* **Objective**: In the data, extract each line that holds the string "title".

* **Dataset**:
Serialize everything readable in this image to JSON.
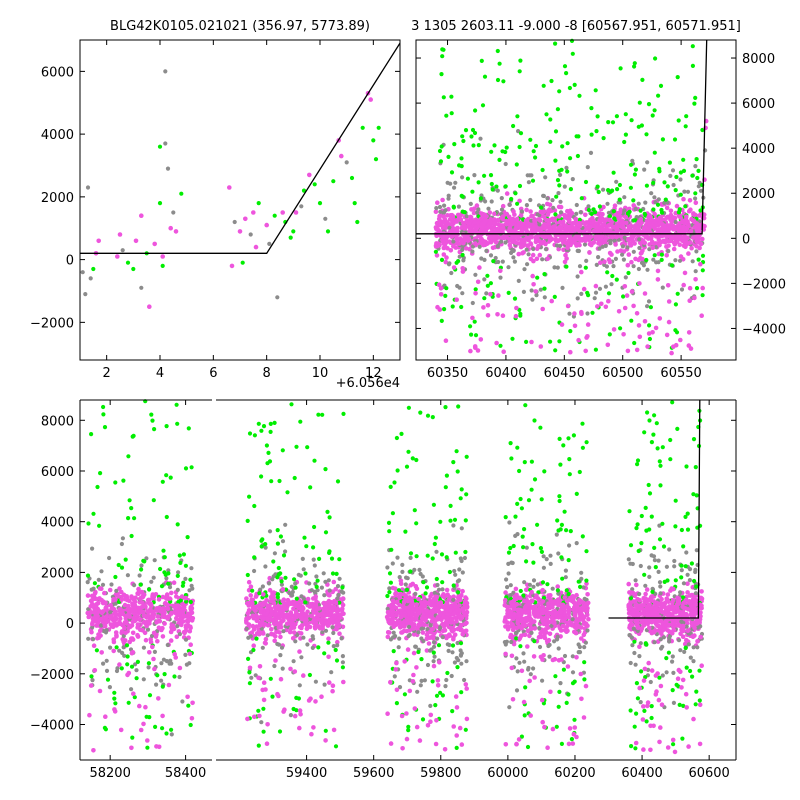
{
  "colors": {
    "grey": "#8c8c8c",
    "green": "#00ee00",
    "pink": "#ee55dd",
    "model": "#000000"
  },
  "chart_data": [
    {
      "id": "zoom",
      "type": "scatter",
      "title": "BLG42K0105.021021 (356.97, 5773.89)",
      "xlim": [
        1,
        13
      ],
      "ylim": [
        -3200,
        7000
      ],
      "xticks": [
        2,
        4,
        6,
        8,
        10,
        12
      ],
      "yticks": [
        -2000,
        0,
        2000,
        4000,
        6000
      ],
      "offset_label": "+6.056e4",
      "model": [
        [
          1,
          200
        ],
        [
          8,
          200
        ],
        [
          13,
          6900
        ]
      ],
      "points": [
        [
          1.1,
          -400,
          "grey"
        ],
        [
          1.2,
          -1100,
          "grey"
        ],
        [
          1.3,
          2300,
          "grey"
        ],
        [
          1.4,
          -600,
          "grey"
        ],
        [
          1.6,
          200,
          "pink"
        ],
        [
          1.7,
          600,
          "pink"
        ],
        [
          1.5,
          -300,
          "green"
        ],
        [
          2.4,
          100,
          "pink"
        ],
        [
          2.5,
          800,
          "pink"
        ],
        [
          2.6,
          300,
          "grey"
        ],
        [
          2.8,
          -100,
          "green"
        ],
        [
          3.0,
          -300,
          "green"
        ],
        [
          3.1,
          600,
          "pink"
        ],
        [
          3.3,
          -900,
          "grey"
        ],
        [
          3.5,
          200,
          "green"
        ],
        [
          3.6,
          -1500,
          "pink"
        ],
        [
          3.3,
          1400,
          "pink"
        ],
        [
          3.8,
          500,
          "pink"
        ],
        [
          4.0,
          1800,
          "green"
        ],
        [
          4.0,
          3600,
          "green"
        ],
        [
          4.1,
          -200,
          "green"
        ],
        [
          4.2,
          6000,
          "grey"
        ],
        [
          4.2,
          3700,
          "grey"
        ],
        [
          4.3,
          2900,
          "grey"
        ],
        [
          4.4,
          1000,
          "pink"
        ],
        [
          4.5,
          1500,
          "grey"
        ],
        [
          4.6,
          900,
          "pink"
        ],
        [
          4.8,
          2100,
          "green"
        ],
        [
          4.1,
          100,
          "pink"
        ],
        [
          6.6,
          2300,
          "pink"
        ],
        [
          6.7,
          -200,
          "pink"
        ],
        [
          6.8,
          1200,
          "grey"
        ],
        [
          7.0,
          900,
          "pink"
        ],
        [
          7.1,
          -100,
          "green"
        ],
        [
          7.2,
          1300,
          "pink"
        ],
        [
          7.4,
          800,
          "grey"
        ],
        [
          7.5,
          1500,
          "pink"
        ],
        [
          7.7,
          1800,
          "green"
        ],
        [
          7.6,
          400,
          "pink"
        ],
        [
          8.0,
          1100,
          "pink"
        ],
        [
          8.1,
          500,
          "grey"
        ],
        [
          8.3,
          1400,
          "green"
        ],
        [
          8.4,
          -1200,
          "grey"
        ],
        [
          8.6,
          1500,
          "pink"
        ],
        [
          8.7,
          1200,
          "green"
        ],
        [
          8.9,
          700,
          "green"
        ],
        [
          9.0,
          900,
          "green"
        ],
        [
          9.1,
          1500,
          "pink"
        ],
        [
          9.3,
          1700,
          "grey"
        ],
        [
          9.4,
          2200,
          "green"
        ],
        [
          9.6,
          2700,
          "pink"
        ],
        [
          9.8,
          2400,
          "green"
        ],
        [
          10.0,
          1800,
          "green"
        ],
        [
          10.2,
          1300,
          "grey"
        ],
        [
          10.3,
          900,
          "green"
        ],
        [
          10.5,
          2500,
          "green"
        ],
        [
          10.7,
          3800,
          "pink"
        ],
        [
          10.8,
          3300,
          "pink"
        ],
        [
          11.0,
          3100,
          "grey"
        ],
        [
          11.2,
          2600,
          "green"
        ],
        [
          11.3,
          1800,
          "green"
        ],
        [
          11.4,
          1200,
          "green"
        ],
        [
          11.6,
          4200,
          "green"
        ],
        [
          11.8,
          5300,
          "pink"
        ],
        [
          11.9,
          5100,
          "pink"
        ],
        [
          12.0,
          3800,
          "green"
        ],
        [
          12.1,
          3200,
          "green"
        ],
        [
          12.2,
          4200,
          "green"
        ]
      ]
    },
    {
      "id": "season",
      "type": "scatter",
      "title": "3 1305 2603.11 -9.000 -8 [60567.951, 60571.951]",
      "xlim": [
        60323,
        60597
      ],
      "ylim": [
        -5400,
        8800
      ],
      "xticks": [
        60350,
        60400,
        60450,
        60500,
        60550
      ],
      "yticks": [
        -4000,
        -2000,
        0,
        2000,
        4000,
        6000,
        8000
      ],
      "model": [
        [
          60323,
          200
        ],
        [
          60567.951,
          200
        ],
        [
          60571.951,
          8800
        ]
      ],
      "cloud": {
        "x_start": 60340,
        "x_end": 60570
      }
    },
    {
      "id": "full",
      "type": "scatter",
      "xlim": [
        58120,
        60680
      ],
      "ylim": [
        -5400,
        8800
      ],
      "xticks": [
        58200,
        58400,
        59400,
        59600,
        59800,
        60000,
        60200,
        60400,
        60600
      ],
      "yticks": [
        -4000,
        -2000,
        0,
        2000,
        4000,
        6000,
        8000
      ],
      "model": [
        [
          60300,
          200
        ],
        [
          60567.951,
          200
        ],
        [
          60571.951,
          8800
        ]
      ],
      "seasons": [
        [
          58140,
          58420
        ],
        [
          59220,
          59510
        ],
        [
          59640,
          59880
        ],
        [
          59990,
          60240
        ],
        [
          60360,
          60580
        ]
      ]
    }
  ]
}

* **Output of the exercise**:
      "title": "BLG42K0105.021021 (356.97, 5773.89)",
      "title": "3 1305 2603.11 -9.000 -8 [60567.951, 60571.951]",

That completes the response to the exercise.